§ **Your objective**:
Read through the records below and copy each line that uses the word "this".

Begin Data

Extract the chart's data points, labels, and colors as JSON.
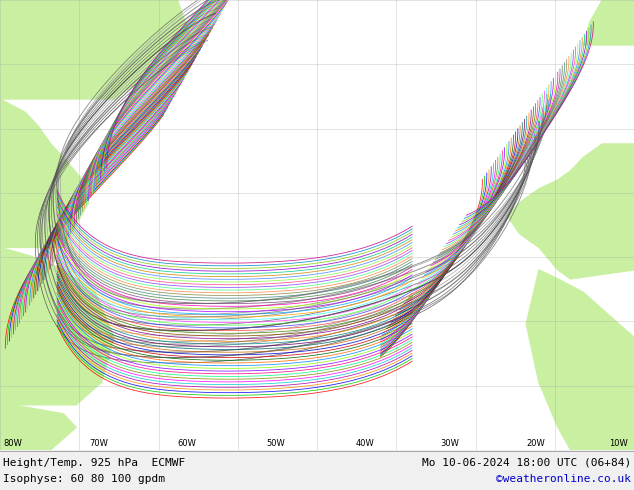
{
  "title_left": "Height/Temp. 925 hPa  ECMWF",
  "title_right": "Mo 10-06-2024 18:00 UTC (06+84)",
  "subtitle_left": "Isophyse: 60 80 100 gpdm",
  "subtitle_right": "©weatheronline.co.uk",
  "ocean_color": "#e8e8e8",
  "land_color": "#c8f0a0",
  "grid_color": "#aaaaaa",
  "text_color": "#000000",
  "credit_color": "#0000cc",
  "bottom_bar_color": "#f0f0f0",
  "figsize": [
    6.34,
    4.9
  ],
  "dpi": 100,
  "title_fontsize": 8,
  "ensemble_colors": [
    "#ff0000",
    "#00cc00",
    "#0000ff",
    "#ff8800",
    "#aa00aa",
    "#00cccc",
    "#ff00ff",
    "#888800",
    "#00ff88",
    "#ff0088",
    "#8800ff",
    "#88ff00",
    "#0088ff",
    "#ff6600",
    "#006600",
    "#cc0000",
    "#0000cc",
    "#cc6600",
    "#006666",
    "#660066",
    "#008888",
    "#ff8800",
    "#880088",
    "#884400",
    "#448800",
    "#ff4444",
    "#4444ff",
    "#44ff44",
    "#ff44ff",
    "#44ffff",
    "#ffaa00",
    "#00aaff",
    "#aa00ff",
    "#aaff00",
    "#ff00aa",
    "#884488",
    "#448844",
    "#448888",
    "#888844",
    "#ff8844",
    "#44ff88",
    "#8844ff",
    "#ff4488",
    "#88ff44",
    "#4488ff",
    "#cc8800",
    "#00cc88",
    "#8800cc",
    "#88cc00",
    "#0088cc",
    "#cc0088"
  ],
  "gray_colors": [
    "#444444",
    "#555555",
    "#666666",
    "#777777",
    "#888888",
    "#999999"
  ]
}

End Data
Begin Data

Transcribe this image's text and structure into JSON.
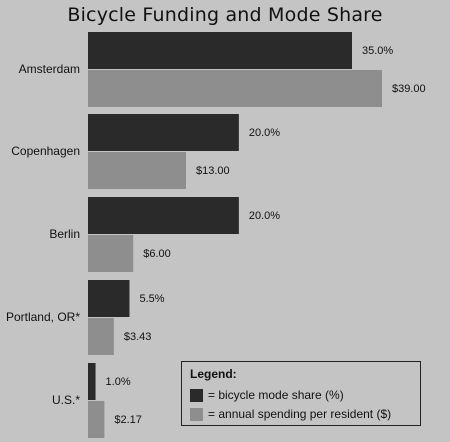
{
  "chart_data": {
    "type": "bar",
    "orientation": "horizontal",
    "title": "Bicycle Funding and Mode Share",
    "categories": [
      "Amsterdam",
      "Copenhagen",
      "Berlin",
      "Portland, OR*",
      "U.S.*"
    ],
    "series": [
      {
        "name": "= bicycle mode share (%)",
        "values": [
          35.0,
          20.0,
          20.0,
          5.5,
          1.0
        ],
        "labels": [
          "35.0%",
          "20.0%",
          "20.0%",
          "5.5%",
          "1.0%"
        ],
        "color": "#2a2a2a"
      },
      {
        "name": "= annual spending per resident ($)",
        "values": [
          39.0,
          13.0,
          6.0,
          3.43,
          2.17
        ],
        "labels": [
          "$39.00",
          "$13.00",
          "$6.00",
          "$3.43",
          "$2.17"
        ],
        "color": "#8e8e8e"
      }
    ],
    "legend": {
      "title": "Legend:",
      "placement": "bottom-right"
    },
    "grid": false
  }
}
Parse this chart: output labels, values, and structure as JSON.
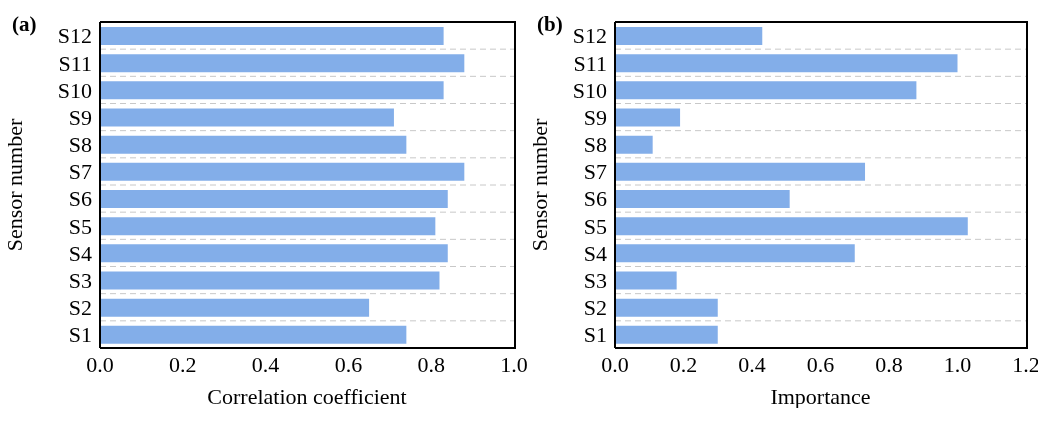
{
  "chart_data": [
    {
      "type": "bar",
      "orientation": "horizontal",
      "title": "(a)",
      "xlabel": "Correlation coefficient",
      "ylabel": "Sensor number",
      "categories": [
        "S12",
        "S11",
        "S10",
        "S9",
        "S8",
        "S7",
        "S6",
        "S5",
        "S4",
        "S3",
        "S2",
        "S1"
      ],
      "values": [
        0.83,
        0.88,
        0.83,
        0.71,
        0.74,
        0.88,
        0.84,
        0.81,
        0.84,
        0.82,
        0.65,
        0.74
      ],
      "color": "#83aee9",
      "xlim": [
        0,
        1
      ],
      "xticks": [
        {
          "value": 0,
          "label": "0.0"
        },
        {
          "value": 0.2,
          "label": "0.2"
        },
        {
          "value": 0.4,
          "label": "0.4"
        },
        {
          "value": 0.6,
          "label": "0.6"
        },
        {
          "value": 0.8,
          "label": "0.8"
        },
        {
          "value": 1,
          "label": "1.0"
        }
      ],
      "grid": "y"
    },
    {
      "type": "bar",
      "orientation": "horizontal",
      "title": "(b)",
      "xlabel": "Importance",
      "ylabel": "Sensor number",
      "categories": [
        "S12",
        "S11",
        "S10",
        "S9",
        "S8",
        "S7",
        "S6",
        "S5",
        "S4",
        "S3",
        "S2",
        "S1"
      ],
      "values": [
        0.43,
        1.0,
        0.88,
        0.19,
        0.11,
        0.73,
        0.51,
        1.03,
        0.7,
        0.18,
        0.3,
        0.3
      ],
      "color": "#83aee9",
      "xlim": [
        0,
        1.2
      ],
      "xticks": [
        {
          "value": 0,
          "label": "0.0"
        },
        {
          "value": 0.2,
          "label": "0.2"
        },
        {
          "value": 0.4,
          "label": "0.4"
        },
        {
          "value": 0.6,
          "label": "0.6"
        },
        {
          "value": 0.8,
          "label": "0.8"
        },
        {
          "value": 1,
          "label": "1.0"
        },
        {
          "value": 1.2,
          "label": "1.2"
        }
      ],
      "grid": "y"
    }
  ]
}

End Data

§ **Response to the exercise**:
Transcribe this image's text and structure into JSON.
Parse this chart: output labels, values, and structure as JSON.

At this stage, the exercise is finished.